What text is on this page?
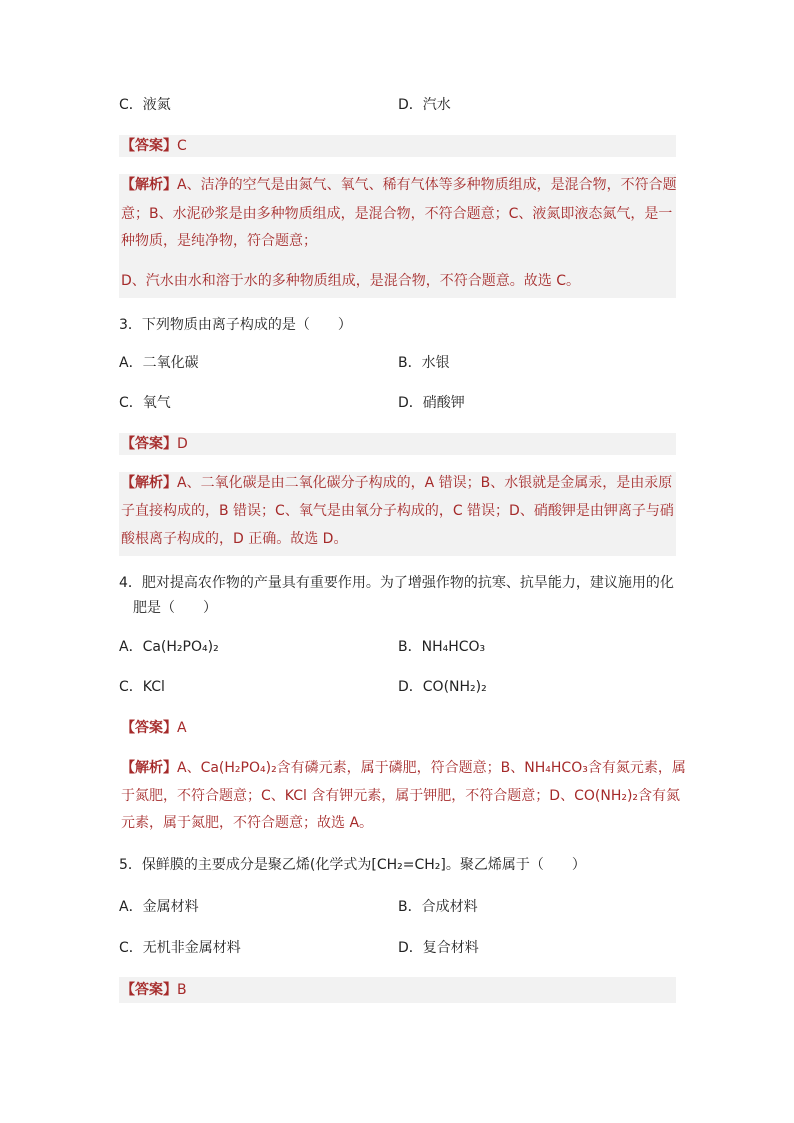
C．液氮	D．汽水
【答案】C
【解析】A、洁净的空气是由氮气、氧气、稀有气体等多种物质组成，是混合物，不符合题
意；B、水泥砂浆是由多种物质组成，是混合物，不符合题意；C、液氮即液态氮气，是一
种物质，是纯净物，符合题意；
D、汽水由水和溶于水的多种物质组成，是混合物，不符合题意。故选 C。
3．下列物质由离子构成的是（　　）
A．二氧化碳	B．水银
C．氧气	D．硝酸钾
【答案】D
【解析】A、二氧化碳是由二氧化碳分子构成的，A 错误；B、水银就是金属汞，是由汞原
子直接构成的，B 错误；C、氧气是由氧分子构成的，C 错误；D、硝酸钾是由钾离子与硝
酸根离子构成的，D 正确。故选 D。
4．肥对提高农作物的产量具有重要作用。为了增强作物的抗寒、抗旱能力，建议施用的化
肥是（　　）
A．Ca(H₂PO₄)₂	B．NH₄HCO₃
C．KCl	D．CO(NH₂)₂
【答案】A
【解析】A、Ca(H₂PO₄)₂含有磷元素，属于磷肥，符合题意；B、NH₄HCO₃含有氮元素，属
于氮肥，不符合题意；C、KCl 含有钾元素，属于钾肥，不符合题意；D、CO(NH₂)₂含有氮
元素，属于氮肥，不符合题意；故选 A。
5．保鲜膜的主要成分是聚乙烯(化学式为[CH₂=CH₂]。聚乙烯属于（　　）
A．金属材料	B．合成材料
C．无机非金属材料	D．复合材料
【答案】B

********************

Each record above must be returned exactly as written, with its pictures omitted.

• Response to the exercise:
What text is on this page?
C．液氮	D．汽水
【答案】C
【解析】A、洁净的空气是由氮气、氧气、稀有气体等多种物质组成，是混合物，不符合题
意；B、水泥砂浆是由多种物质组成，是混合物，不符合题意；C、液氮即液态氮气，是一
种物质，是纯净物，符合题意；
D、汽水由水和溶于水的多种物质组成，是混合物，不符合题意。故选 C。
3．下列物质由离子构成的是（　　）
A．二氧化碳	B．水银
C．氧气	D．硝酸钾
【答案】D
【解析】A、二氧化碳是由二氧化碳分子构成的，A 错误；B、水银就是金属汞，是由汞原
子直接构成的，B 错误；C、氧气是由氧分子构成的，C 错误；D、硝酸钾是由钾离子与硝
酸根离子构成的，D 正确。故选 D。
4．肥对提高农作物的产量具有重要作用。为了增强作物的抗寒、抗旱能力，建议施用的化
肥是（　　）
A．Ca(H₂PO₄)₂	B．NH₄HCO₃
C．KCl	D．CO(NH₂)₂
【答案】A
【解析】A、Ca(H₂PO₄)₂含有磷元素，属于磷肥，符合题意；B、NH₄HCO₃含有氮元素，属
于氮肥，不符合题意；C、KCl 含有钾元素，属于钾肥，不符合题意；D、CO(NH₂)₂含有氮
元素，属于氮肥，不符合题意；故选 A。
5．保鲜膜的主要成分是聚乙烯(化学式为[CH₂=CH₂]。聚乙烯属于（　　）
A．金属材料	B．合成材料
C．无机非金属材料	D．复合材料
【答案】B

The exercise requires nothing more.